§ Your objective:
Write out the material below again, unchanged.

§ Records provided:

— Start —

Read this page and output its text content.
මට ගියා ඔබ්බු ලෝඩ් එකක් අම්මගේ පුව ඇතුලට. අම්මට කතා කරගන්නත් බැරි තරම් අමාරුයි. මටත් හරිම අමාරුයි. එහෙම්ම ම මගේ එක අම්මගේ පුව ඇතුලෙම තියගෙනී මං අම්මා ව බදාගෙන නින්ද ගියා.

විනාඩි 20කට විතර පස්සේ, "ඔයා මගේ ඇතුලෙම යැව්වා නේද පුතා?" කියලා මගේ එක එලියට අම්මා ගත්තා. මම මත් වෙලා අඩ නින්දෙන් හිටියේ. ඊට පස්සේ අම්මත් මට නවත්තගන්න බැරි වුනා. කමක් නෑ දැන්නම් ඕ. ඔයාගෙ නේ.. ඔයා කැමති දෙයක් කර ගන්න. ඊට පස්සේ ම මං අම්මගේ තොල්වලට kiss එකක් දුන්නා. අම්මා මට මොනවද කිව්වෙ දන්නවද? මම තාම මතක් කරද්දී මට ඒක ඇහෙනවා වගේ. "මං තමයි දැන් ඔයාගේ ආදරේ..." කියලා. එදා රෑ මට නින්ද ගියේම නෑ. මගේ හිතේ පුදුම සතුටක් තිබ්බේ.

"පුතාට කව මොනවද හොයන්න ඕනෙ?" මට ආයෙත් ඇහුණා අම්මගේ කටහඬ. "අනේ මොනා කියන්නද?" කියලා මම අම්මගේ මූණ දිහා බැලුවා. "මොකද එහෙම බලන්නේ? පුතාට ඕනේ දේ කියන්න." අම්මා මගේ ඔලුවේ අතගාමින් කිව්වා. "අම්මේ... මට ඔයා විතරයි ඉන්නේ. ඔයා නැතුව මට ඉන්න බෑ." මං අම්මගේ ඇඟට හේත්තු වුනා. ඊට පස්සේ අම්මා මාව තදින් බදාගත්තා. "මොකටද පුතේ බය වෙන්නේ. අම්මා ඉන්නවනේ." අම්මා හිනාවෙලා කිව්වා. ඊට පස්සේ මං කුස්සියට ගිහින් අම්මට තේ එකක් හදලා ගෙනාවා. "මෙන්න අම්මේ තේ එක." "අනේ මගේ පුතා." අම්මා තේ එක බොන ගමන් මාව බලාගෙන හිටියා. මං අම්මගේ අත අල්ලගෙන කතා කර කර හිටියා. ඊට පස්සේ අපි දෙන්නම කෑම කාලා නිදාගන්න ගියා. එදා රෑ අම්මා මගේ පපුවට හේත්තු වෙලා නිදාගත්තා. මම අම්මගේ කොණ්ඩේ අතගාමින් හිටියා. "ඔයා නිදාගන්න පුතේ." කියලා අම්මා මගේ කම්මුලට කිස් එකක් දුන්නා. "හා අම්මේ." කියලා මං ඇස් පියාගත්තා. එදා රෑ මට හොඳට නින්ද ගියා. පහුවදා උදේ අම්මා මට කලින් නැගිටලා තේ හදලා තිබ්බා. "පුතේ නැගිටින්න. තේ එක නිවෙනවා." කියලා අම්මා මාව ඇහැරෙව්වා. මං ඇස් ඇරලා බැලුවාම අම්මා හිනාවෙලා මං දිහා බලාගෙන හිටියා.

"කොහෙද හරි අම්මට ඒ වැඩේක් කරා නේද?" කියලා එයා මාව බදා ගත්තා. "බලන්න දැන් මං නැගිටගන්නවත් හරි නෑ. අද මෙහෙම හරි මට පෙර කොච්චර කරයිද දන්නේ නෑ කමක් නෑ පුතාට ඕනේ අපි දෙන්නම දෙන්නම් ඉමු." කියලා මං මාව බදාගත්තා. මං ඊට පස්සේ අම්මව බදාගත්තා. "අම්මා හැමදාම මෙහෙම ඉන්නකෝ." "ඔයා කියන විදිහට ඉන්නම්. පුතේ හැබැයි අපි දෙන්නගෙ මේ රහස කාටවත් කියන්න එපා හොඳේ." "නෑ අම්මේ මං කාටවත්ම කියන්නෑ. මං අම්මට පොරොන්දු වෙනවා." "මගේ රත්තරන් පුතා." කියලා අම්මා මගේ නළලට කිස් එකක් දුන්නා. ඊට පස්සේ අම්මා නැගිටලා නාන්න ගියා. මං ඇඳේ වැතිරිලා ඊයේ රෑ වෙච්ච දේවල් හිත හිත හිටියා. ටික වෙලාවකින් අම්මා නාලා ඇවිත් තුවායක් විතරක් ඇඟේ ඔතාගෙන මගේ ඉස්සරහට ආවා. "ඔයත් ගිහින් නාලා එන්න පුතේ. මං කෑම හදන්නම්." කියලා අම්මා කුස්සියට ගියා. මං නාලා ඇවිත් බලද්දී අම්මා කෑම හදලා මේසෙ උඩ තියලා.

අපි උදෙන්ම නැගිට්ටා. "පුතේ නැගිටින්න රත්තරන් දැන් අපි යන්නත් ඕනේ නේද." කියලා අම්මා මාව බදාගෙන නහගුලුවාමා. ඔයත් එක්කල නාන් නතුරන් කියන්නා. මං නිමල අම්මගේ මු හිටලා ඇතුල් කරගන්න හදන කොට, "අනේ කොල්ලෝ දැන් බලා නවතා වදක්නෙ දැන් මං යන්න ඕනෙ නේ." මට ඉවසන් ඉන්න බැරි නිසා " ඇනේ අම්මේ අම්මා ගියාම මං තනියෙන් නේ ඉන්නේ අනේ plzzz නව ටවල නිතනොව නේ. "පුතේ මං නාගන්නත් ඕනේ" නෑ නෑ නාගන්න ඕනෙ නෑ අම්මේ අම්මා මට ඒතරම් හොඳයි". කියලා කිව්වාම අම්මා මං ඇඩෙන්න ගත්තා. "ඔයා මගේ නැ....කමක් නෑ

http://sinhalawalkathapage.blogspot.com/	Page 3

— End —

§ Response for this exercise:
Read this page and output its text content.
මට ගියා ඔබ්බු ලෝඩ් එකක් අම්මගේ පුව ඇතුලට. අම්මට කතා කරගන්නත් බැරි තරම් අමාරුයි. මටත් හරිම අමාරුයි. එහෙම්ම ම මගේ එක අම්මගේ පුව ඇතුලෙම තියගෙනී මං අම්මා ව බදාගෙන නින්ද ගියා.

විනාඩි 20කට විතර පස්සේ, "ඔයා මගේ ඇතුලෙම යැව්වා නේද පුතා?" කියලා මගේ එක එලියට අම්මා ගත්තා. මම මත් වෙලා අඩ නින්දෙන් හිටියේ. ඊට පස්සේ අම්මත් මට නවත්තගන්න බැරි වුනා. කමක් නෑ දැන්නම් ඕ. ඔයාගෙ නේ.. ඔයා කැමති දෙයක් කර ගන්න. ඊට පස්සේ ම මං අම්මගේ තොල්වලට kiss එකක් දුන්නා. අම්මා මට මොනවද කිව්වෙ දන්නවද? මම තාම මතක් කරද්දී මට ඒක ඇහෙනවා වගේ. "මං තමයි දැන් ඔයාගේ ආදරේ..." කියලා. එදා රෑ මට නින්ද ගියේම නෑ. මගේ හිතේ පුදුම සතුටක් තිබ්බේ.

"පුතාට කව මොනවද හොයන්න ඕනෙ?" මට ආයෙත් ඇහුණා අම්මගේ කටහඬ. "අනේ මොනා කියන්නද?" කියලා මම අම්මගේ මූණ දිහා බැලුවා. "මොකද එහෙම බලන්නේ? පුතාට ඕනේ දේ කියන්න." අම්මා මගේ ඔලුවේ අතගාමින් කිව්වා. "අම්මේ... මට ඔයා විතරයි ඉන්නේ. ඔයා නැතුව මට ඉන්න බෑ." මං අම්මගේ ඇඟට හේත්තු වුනා. ඊට පස්සේ අම්මා මාව තදින් බදාගත්තා. "මොකටද පුතේ බය වෙන්නේ. අම්මා ඉන්නවනේ." අම්මා හිනාවෙලා කිව්වා. ඊට පස්සේ මං කුස්සියට ගිහින් අම්මට තේ එකක් හදලා ගෙනාවා. "මෙන්න අම්මේ තේ එක." "අනේ මගේ පුතා." අම්මා තේ එක බොන ගමන් මාව බලාගෙන හිටියා. මං අම්මගේ අත අල්ලගෙන කතා කර කර හිටියා. ඊට පස්සේ අපි දෙන්නම කෑම කාලා නිදාගන්න ගියා. එදා රෑ අම්මා මගේ පපුවට හේත්තු වෙලා නිදාගත්තා. මම අම්මගේ කොණ්ඩේ අතගාමින් හිටියා. "ඔයා නිදාගන්න පුතේ." කියලා අම්මා මගේ කම්මුලට කිස් එකක් දුන්නා. "හා අම්මේ." කියලා මං ඇස් පියාගත්තා. එදා රෑ මට හොඳට නින්ද ගියා. පහුවදා උදේ අම්මා මට කලින් නැගිටලා තේ හදලා තිබ්බා. "පුතේ නැගිටින්න. තේ එක නිවෙනවා." කියලා අම්මා මාව ඇහැරෙව්වා. මං ඇස් ඇරලා බැලුවාම අම්මා හිනාවෙලා මං දිහා බලාගෙන හිටියා.

"කොහෙද හරි අම්මට ඒ වැඩේක් කරා නේද?" කියලා එයා මාව බදා ගත්තා. "බලන්න දැන් මං නැගිටගන්නවත් හරි නෑ. අද මෙහෙම හරි මට පෙර කොච්චර කරයිද දන්නේ නෑ කමක් නෑ පුතාට ඕනේ අපි දෙන්නම දෙන්නම් ඉමු." කියලා මං මාව බදාගත්තා. මං ඊට පස්සේ අම්මව බදාගත්තා. "අම්මා හැමදාම මෙහෙම ඉන්නකෝ." "ඔයා කියන විදිහට ඉන්නම්. පුතේ හැබැයි අපි දෙන්නගෙ මේ රහස කාටවත් කියන්න එපා හොඳේ." "නෑ අම්මේ මං කාටවත්ම කියන්නෑ. මං අම්මට පොරොන්දු වෙනවා." "මගේ රත්තරන් පුතා." කියලා අම්මා මගේ නළලට කිස් එකක් දුන්නා. ඊට පස්සේ අම්මා නැගිටලා නාන්න ගියා. මං ඇඳේ වැතිරිලා ඊයේ රෑ වෙච්ච දේවල් හිත හිත හිටියා. ටික වෙලාවකින් අම්මා නාලා ඇවිත් තුවායක් විතරක් ඇඟේ ඔතාගෙන මගේ ඉස්සරහට ආවා. "ඔයත් ගිහින් නාලා එන්න පුතේ. මං කෑම හදන්නම්." කියලා අම්මා කුස්සියට ගියා. මං නාලා ඇවිත් බලද්දී අම්මා කෑම හදලා මේසෙ උඩ තියලා.

අපි උදෙන්ම නැගිට්ටා. "පුතේ නැගිටින්න රත්තරන් දැන් අපි යන්නත් ඕනේ නේද." කියලා අම්මා මාව බදාගෙන නහගුලුවාමා. ඔයත් එක්කල නාන් නතුරන් කියන්නා. මං නිමල අම්මගේ මු හිටලා ඇතුල් කරගන්න හදන කොට, "අනේ කොල්ලෝ දැන් බලා නවතා වදක්නෙ දැන් මං යන්න ඕනෙ නේ." මට ඉවසන් ඉන්න බැරි නිසා " ඇනේ අම්මේ අම්මා ගියාම මං තනියෙන් නේ ඉන්නේ අනේ plzzz නව ටවල නිතනොව නේ. "පුතේ මං නාගන්නත් ඕනේ" නෑ නෑ නාගන්න ඕනෙ නෑ අම්මේ අම්මා මට ඒතරම් හොඳයි". කියලා කිව්වාම අම්මා මං ඇඩෙන්න ගත්තා. "ඔයා මගේ නැ....කමක් නෑ

http://sinhalawalkathapage.blogspot.com/	Page 3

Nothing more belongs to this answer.